Document »
•••

For companies under (G0 and (h) above,
machinery and equipment that are imported are also eligible
for import duty and sales tax exemption even through they
may be available locally.
For approved companies in the
manufacturing and service sectors, apart from those used
directly in production/activities, machinery and equipment
used for the following purposes is also eligible for sales
tax and import duty exemption:
(a) control of environmental pollution;
(b) in-house research; and
(c) in-house training.
In the 1997 Budget, exemption of import
duties on spares and consumables used in manufacturing
activities by companies operating Principal Customs Areas (PCA)
was withdrawn. However, spares and consumables obtained
under the following circumstances are still eligible for
exemptions:
(a) spares and consumables sourced
locally;
(b) replacement parts required for
research and development and for approved training;
(c) spares and consumables which are
imported together with equipment / machinery required to
start a new business (only if the quantity imported is
within the norms of the industry);
(d) spares and consumables used by
non-manufacturing industries such as the film and agriculture
industries, and companies operating in LMW / FIZ which are not
produced in the PCA;
(e) spares and consumables imported for expansion
and modernisation projects including upgrading are given tax
exemptions as in the case for new operations. For this purpose
modernisation and upgrading must result in the improvement in quality
or increased capacity or in compliance of legal requirements such
environmental laws;
(f) spares and consumables used by SMIs that are
participating in the Entrepreneur Development Programme under the
Ministry of Finance, the ILP under MITI and the Vendor Development
Programme under the Ministry of Entrepreneur Development.

•••

Given records »
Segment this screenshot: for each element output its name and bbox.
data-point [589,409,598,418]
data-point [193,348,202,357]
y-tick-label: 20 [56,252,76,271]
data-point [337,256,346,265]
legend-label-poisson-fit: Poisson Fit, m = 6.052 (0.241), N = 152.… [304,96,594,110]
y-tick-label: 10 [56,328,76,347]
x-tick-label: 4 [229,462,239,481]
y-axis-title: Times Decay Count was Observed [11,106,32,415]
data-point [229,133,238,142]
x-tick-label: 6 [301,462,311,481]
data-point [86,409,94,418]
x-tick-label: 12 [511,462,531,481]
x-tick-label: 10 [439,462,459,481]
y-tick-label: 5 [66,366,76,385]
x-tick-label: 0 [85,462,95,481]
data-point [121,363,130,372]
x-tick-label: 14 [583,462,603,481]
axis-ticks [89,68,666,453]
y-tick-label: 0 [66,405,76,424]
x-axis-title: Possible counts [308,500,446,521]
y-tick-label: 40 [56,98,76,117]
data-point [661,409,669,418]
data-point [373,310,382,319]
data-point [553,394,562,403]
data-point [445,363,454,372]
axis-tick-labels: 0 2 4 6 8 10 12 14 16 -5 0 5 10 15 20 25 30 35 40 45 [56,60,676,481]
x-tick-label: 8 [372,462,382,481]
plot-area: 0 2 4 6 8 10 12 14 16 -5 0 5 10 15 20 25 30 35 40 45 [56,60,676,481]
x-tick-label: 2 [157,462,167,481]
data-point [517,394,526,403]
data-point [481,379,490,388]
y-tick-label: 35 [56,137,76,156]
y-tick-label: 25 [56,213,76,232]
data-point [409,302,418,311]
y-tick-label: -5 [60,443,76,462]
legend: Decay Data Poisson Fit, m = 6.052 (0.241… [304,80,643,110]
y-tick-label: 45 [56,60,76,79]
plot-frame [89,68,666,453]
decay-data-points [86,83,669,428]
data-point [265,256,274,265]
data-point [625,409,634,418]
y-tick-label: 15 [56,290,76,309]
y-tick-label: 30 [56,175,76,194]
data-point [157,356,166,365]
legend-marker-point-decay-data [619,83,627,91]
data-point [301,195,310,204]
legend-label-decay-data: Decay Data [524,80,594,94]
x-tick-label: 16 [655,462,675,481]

•••

Exercise requirements »
Print the stretch from "For companies under" through "be available locally." in the passage on import duty exemptions, copying it word for word.

Task result »
For companies under (G0 and (h) above,
machinery and equipment that are imported are also eligible
for import duty and sales tax exemption even through they
may be available locally.